• _What is required_: Go through the data below. List every line that holds the word "anesthetics".

(Dataset items)
------------------------------------------------
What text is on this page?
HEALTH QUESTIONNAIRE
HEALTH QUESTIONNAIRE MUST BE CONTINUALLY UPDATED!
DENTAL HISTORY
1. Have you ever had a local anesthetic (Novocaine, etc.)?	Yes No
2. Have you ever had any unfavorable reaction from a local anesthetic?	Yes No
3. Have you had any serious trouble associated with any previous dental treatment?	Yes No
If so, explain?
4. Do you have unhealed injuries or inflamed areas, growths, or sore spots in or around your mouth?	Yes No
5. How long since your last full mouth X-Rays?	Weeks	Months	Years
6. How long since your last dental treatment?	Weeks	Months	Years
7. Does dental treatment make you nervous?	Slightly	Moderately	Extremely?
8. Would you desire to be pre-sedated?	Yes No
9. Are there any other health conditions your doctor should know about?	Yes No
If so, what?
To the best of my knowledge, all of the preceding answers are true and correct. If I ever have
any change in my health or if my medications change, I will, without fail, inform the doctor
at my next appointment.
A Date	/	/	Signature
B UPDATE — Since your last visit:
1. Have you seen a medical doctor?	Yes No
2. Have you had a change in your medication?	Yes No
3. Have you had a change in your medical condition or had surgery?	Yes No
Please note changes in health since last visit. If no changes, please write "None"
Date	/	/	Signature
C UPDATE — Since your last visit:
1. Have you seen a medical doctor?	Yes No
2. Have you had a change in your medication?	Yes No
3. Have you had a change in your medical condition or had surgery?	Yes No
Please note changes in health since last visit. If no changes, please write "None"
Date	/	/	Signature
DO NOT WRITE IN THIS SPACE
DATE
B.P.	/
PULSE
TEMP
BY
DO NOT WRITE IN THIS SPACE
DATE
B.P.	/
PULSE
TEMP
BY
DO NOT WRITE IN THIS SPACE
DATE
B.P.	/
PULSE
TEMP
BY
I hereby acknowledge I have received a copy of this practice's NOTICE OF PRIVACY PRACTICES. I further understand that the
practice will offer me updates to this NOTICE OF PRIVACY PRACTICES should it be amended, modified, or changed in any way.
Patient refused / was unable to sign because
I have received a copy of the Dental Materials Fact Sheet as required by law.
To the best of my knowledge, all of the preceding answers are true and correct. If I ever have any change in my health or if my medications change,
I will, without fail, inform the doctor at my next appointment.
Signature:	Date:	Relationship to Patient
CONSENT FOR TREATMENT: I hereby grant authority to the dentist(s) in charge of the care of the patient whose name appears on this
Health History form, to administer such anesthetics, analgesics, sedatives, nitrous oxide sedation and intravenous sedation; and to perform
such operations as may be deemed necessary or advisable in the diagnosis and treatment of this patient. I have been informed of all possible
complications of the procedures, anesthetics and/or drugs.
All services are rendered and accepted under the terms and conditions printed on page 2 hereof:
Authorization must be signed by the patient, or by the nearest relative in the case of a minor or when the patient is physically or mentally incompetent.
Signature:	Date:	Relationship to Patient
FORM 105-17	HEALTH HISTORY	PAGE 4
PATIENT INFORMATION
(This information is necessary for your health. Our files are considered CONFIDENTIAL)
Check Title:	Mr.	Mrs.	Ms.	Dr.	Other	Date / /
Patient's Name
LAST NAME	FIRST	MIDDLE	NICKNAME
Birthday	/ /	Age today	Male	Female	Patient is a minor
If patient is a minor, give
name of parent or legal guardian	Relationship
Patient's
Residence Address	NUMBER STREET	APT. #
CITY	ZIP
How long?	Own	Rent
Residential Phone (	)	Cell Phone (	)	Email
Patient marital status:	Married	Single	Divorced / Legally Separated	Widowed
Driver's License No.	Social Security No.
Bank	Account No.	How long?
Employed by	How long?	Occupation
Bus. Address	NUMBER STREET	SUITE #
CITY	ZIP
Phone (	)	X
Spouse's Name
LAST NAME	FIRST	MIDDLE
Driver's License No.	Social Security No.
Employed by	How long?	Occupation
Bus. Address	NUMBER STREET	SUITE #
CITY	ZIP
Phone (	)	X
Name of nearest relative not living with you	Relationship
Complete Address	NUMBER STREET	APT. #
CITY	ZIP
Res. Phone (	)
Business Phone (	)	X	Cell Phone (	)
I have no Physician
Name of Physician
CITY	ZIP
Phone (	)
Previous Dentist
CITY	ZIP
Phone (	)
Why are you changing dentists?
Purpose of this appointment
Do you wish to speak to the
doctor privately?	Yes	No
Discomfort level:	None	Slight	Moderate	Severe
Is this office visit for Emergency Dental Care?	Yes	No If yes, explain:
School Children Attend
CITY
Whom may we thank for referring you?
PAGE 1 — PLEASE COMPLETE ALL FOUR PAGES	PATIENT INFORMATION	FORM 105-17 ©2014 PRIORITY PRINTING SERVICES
------------------------------------------------
• _Solved exercise_:
Health History form, to administer such anesthetics, analgesics, sedatives, nitrous oxide sedation and intravenous sedation; and to perform
complications of the procedures, anesthetics and/or drugs.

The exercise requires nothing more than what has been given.